Exactly as written, please set down all of the entries again, with no pictures.

** Start Listed entries **

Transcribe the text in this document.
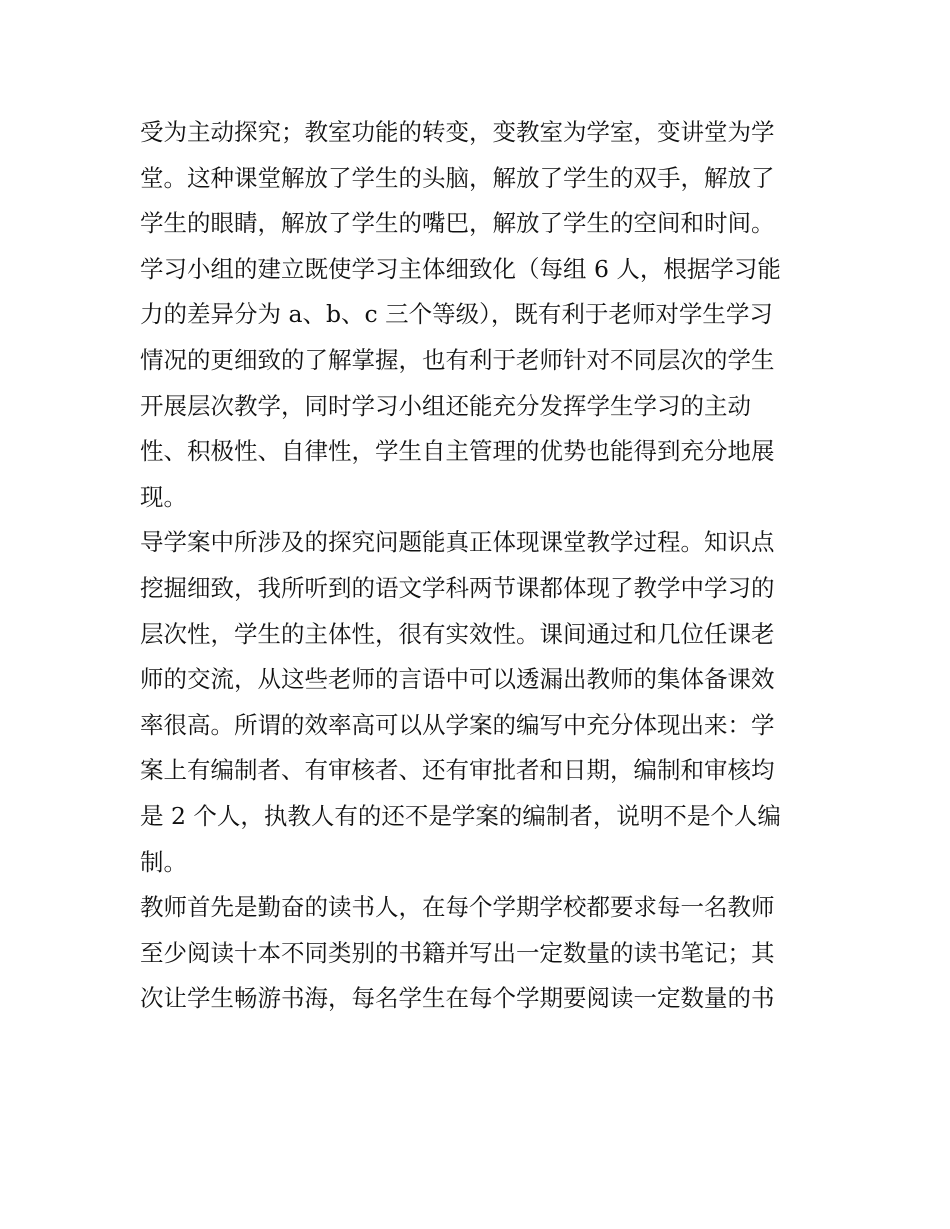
受为主动探究；教室功能的转变，变教室为学室，变讲堂为学
堂。这种课堂解放了学生的头脑，解放了学生的双手，解放了
学生的眼睛，解放了学生的嘴巴，解放了学生的空间和时间。
学习小组的建立既使学习主体细致化（每组 6 人，根据学习能
力的差异分为 a、b、c 三个等级），既有利于老师对学生学习
情况的更细致的了解掌握，也有利于老师针对不同层次的学生
开展层次教学，同时学习小组还能充分发挥学生学习的主动
性、积极性、自律性，学生自主管理的优势也能得到充分地展
现。
导学案中所涉及的探究问题能真正体现课堂教学过程。知识点
挖掘细致，我所听到的语文学科两节课都体现了教学中学习的
层次性，学生的主体性，很有实效性。课间通过和几位任课老
师的交流，从这些老师的言语中可以透漏出教师的集体备课效
率很高。所谓的效率高可以从学案的编写中充分体现出来：学
案上有编制者、有审核者、还有审批者和日期，编制和审核均
是 2 个人，执教人有的还不是学案的编制者，说明不是个人编
制。
教师首先是勤奋的读书人，在每个学期学校都要求每一名教师
至少阅读十本不同类别的书籍并写出一定数量的读书笔记；其
次让学生畅游书海，每名学生在每个学期要阅读一定数量的书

** End Listed entries **

Right answer =
Transcribe the text in this document.
受为主动探究；教室功能的转变，变教室为学室，变讲堂为学
堂。这种课堂解放了学生的头脑，解放了学生的双手，解放了
学生的眼睛，解放了学生的嘴巴，解放了学生的空间和时间。
学习小组的建立既使学习主体细致化（每组 6 人，根据学习能
力的差异分为 a、b、c 三个等级），既有利于老师对学生学习
情况的更细致的了解掌握，也有利于老师针对不同层次的学生
开展层次教学，同时学习小组还能充分发挥学生学习的主动
性、积极性、自律性，学生自主管理的优势也能得到充分地展
现。
导学案中所涉及的探究问题能真正体现课堂教学过程。知识点
挖掘细致，我所听到的语文学科两节课都体现了教学中学习的
层次性，学生的主体性，很有实效性。课间通过和几位任课老
师的交流，从这些老师的言语中可以透漏出教师的集体备课效
率很高。所谓的效率高可以从学案的编写中充分体现出来：学
案上有编制者、有审核者、还有审批者和日期，编制和审核均
是 2 个人，执教人有的还不是学案的编制者，说明不是个人编
制。
教师首先是勤奋的读书人，在每个学期学校都要求每一名教师
至少阅读十本不同类别的书籍并写出一定数量的读书笔记；其
次让学生畅游书海，每名学生在每个学期要阅读一定数量的书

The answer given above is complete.